__Problem requirements__. Please copy the lines of the records from the line with "Text: H: H [88,164,95,173]" to the line with "Localize each UI", substituting "interface element" for "UI component" and changing nothing else. Give only those lines.

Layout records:
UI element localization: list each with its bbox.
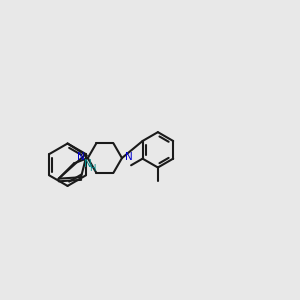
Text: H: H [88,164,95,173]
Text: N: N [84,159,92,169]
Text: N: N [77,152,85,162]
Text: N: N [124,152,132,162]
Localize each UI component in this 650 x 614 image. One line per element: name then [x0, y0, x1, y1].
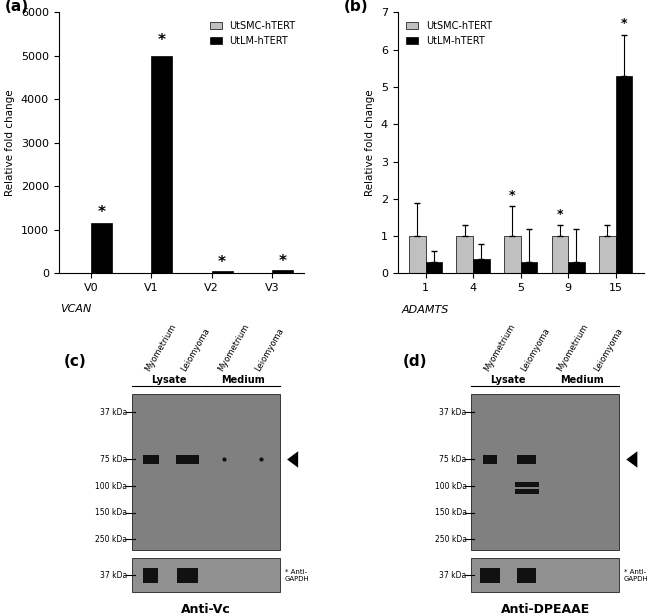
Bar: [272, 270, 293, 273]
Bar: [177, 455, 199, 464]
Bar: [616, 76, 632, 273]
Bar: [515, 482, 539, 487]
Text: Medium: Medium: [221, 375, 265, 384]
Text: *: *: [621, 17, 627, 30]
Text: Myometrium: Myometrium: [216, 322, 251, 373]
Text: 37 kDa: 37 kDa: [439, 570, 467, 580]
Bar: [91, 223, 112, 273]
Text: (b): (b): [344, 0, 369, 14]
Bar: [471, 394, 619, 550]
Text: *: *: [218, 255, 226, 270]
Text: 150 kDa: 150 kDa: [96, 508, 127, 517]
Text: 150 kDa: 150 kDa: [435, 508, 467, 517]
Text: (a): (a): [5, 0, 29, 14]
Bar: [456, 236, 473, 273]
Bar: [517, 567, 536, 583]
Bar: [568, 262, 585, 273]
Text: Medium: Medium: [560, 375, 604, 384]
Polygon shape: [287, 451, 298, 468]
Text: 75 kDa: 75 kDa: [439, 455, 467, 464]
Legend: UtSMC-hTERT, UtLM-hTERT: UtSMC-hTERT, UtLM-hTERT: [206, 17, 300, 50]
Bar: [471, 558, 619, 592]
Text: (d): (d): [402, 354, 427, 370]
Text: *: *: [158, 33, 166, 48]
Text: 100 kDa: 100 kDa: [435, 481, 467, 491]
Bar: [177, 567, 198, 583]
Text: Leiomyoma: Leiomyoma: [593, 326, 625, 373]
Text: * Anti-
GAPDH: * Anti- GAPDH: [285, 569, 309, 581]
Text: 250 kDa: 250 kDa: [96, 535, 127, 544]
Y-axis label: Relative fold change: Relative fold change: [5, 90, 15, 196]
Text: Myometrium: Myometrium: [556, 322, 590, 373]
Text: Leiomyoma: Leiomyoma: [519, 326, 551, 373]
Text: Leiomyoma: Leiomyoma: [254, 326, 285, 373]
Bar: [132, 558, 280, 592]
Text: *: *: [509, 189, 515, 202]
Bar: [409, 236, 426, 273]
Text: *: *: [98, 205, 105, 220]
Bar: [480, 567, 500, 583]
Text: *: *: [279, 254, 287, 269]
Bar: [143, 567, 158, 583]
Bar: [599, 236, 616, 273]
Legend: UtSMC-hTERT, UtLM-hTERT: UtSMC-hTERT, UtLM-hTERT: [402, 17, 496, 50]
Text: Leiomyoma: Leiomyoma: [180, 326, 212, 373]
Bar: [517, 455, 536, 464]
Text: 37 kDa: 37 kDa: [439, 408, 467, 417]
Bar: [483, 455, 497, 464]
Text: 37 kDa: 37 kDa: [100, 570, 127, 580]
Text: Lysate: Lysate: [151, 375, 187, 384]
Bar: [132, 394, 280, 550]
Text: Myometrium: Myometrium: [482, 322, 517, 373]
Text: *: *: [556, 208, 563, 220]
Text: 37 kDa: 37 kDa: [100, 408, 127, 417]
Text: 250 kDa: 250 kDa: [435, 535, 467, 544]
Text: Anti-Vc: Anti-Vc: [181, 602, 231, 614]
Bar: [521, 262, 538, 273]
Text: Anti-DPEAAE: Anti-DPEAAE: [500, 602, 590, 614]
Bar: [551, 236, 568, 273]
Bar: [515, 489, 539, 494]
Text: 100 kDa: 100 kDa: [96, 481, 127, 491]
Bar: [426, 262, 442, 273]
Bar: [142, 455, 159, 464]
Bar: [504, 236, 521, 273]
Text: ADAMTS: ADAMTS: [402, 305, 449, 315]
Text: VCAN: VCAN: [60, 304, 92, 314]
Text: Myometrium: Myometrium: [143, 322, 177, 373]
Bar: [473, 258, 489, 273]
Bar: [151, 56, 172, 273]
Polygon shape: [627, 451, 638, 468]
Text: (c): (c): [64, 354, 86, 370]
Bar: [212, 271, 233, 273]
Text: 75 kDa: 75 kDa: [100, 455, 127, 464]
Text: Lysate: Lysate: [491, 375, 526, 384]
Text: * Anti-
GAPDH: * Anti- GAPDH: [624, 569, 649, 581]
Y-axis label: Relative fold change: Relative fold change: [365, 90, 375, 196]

__The completed task__.
Text: H: H [88,164,95,173]
Text: N: N [84,159,92,169]
Text: N: N [77,152,85,162]
Text: N: N [124,152,132,162]
Localize each interface element in this 650 x 614 image. One line per element: name then [x0, y0, x1, y1].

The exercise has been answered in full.